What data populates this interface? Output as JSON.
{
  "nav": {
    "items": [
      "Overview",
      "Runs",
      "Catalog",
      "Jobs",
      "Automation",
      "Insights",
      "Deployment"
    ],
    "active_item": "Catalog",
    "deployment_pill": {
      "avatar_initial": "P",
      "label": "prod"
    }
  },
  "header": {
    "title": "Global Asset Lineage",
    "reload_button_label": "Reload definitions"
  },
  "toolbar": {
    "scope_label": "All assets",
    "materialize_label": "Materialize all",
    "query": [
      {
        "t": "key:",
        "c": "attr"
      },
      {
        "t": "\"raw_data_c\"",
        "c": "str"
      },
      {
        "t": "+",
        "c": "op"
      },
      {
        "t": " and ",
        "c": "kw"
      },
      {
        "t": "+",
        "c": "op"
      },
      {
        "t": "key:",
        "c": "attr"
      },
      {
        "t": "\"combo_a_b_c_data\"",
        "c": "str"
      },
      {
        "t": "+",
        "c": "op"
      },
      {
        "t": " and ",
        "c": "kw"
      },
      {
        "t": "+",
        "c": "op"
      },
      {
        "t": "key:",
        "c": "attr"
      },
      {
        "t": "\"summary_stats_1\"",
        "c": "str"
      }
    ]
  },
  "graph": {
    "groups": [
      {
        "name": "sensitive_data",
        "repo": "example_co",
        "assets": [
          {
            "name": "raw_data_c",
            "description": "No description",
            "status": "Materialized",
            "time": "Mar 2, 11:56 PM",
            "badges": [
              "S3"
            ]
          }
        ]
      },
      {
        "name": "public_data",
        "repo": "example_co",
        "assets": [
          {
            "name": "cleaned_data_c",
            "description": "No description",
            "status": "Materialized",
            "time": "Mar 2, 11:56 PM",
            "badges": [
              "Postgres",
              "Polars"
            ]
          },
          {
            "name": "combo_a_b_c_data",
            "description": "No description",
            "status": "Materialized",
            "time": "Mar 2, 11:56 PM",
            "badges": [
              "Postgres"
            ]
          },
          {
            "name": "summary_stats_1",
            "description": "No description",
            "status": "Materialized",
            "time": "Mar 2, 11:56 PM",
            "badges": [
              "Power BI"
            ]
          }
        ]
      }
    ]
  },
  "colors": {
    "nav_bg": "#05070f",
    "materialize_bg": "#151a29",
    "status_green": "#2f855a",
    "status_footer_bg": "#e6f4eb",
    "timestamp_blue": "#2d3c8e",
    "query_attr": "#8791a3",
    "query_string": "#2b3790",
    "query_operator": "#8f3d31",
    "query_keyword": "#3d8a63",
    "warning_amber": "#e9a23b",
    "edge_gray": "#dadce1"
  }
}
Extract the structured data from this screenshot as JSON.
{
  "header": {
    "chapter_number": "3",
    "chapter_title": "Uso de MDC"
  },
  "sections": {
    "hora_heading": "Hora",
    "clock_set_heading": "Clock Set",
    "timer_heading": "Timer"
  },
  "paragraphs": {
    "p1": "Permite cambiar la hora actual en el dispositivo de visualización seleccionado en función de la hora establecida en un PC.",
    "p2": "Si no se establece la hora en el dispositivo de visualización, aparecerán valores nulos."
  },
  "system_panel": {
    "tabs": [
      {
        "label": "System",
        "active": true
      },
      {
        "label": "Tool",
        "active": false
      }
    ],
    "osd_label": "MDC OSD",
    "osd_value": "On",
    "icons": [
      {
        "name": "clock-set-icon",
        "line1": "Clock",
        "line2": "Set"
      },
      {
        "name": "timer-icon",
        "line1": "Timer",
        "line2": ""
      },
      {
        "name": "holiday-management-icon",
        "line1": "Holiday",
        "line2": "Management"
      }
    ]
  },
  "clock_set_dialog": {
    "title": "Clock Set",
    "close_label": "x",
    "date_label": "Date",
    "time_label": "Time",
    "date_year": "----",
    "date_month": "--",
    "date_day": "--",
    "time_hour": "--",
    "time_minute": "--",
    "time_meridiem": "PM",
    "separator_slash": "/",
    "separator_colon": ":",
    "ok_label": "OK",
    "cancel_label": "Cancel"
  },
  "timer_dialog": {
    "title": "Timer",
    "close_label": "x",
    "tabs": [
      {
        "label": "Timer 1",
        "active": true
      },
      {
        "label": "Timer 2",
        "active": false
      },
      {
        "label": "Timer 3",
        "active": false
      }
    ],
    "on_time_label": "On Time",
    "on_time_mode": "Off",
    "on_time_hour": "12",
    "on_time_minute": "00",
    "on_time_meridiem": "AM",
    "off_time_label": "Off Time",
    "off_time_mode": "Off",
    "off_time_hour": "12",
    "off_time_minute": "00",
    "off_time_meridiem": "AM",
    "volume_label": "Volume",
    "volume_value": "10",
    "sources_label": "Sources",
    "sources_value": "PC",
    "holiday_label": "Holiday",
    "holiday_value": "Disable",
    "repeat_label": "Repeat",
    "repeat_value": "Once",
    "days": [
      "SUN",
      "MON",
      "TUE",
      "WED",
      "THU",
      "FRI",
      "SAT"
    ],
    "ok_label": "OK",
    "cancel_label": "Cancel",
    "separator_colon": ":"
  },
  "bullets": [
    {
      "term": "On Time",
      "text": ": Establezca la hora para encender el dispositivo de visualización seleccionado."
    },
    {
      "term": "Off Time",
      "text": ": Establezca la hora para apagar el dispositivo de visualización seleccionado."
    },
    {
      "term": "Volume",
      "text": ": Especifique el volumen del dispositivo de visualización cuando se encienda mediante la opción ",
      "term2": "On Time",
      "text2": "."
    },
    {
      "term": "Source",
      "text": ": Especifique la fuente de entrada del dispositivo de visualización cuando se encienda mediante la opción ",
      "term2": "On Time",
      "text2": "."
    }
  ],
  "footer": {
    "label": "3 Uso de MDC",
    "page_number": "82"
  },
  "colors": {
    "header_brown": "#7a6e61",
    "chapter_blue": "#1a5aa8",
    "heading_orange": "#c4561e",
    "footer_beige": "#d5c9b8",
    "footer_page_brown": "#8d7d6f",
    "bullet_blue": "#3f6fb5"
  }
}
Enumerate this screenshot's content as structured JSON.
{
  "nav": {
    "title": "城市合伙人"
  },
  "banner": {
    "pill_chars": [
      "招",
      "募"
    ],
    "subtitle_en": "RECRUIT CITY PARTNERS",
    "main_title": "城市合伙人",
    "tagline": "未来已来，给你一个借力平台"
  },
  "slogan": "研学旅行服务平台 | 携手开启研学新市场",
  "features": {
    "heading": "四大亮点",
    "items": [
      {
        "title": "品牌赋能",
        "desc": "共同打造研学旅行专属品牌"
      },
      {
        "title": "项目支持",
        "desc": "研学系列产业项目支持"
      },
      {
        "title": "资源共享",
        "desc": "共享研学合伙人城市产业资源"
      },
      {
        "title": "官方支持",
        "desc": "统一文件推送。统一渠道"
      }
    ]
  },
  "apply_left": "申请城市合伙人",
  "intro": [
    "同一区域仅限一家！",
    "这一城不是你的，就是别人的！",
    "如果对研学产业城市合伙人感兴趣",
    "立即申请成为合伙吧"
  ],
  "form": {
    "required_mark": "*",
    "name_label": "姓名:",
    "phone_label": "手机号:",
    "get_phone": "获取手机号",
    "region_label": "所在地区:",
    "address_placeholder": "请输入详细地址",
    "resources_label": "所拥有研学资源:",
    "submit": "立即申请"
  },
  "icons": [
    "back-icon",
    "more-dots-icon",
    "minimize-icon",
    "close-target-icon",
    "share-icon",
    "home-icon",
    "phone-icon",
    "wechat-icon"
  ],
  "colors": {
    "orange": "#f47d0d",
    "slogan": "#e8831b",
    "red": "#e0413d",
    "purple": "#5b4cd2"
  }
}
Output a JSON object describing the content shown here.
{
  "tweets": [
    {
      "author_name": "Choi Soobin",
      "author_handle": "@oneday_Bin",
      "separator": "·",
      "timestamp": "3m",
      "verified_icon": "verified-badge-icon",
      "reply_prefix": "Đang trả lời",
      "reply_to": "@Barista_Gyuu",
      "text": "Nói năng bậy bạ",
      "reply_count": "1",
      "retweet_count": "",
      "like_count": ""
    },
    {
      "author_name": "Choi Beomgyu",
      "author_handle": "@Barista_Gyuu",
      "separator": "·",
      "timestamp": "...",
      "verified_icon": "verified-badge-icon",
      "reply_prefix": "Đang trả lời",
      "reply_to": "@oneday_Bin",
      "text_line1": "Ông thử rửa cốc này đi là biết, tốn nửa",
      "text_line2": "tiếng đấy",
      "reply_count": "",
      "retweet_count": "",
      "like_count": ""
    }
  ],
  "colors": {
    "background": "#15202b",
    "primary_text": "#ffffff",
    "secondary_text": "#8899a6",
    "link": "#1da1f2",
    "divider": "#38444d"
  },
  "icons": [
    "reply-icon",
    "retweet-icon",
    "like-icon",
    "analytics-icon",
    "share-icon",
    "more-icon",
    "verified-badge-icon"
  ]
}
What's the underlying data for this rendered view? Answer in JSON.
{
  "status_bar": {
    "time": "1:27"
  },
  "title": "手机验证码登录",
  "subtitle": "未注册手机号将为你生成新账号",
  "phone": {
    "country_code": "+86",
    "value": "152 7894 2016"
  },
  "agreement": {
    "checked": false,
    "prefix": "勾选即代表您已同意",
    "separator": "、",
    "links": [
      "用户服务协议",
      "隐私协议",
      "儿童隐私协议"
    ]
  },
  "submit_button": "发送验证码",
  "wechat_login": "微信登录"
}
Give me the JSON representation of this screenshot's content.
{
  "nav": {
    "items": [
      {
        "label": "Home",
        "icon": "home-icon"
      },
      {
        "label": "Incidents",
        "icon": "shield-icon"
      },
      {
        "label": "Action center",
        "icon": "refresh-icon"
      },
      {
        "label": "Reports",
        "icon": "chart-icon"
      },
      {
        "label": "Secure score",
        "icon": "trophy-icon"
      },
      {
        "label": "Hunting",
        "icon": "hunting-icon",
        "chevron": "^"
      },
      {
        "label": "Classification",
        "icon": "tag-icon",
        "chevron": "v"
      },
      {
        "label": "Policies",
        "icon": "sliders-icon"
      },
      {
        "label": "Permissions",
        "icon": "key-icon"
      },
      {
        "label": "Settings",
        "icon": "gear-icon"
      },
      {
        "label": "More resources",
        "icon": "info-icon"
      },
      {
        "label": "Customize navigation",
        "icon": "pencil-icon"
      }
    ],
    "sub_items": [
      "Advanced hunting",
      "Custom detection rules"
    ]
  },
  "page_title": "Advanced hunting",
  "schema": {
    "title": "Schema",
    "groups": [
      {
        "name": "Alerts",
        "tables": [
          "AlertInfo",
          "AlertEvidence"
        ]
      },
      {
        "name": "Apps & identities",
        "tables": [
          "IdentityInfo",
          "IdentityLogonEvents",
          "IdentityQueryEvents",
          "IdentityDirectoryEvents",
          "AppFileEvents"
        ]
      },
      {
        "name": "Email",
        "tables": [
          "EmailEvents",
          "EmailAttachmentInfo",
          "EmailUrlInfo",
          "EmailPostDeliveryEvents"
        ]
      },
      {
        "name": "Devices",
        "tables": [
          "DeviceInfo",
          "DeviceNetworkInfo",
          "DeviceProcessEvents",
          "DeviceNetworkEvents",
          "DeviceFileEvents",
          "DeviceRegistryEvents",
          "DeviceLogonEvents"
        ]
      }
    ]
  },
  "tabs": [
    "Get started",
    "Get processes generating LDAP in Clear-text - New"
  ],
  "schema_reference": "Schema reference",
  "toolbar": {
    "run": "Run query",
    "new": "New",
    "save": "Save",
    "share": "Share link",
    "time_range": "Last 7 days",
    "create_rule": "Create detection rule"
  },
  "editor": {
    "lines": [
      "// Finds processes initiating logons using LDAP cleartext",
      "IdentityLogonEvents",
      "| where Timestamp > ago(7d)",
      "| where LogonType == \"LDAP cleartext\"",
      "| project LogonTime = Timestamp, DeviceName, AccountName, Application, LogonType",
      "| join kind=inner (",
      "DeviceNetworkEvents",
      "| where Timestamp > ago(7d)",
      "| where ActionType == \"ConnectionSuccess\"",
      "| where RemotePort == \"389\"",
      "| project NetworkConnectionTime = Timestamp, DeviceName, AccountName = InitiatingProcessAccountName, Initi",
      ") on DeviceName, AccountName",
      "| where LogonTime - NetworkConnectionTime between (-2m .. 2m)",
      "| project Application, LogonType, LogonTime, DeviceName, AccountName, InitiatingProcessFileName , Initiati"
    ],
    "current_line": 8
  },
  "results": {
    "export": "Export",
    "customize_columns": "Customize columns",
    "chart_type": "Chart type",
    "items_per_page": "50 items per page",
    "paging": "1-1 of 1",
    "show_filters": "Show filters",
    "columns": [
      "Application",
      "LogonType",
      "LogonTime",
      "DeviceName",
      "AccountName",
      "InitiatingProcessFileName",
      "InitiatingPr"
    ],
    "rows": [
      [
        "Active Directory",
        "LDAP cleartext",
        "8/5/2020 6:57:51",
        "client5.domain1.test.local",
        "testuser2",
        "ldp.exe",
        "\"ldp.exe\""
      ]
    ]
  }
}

--

* **Exercise task**
Tally how many lines of the material contain the word "processes". The answer must be the number and nothing else.

* **Written answer**
2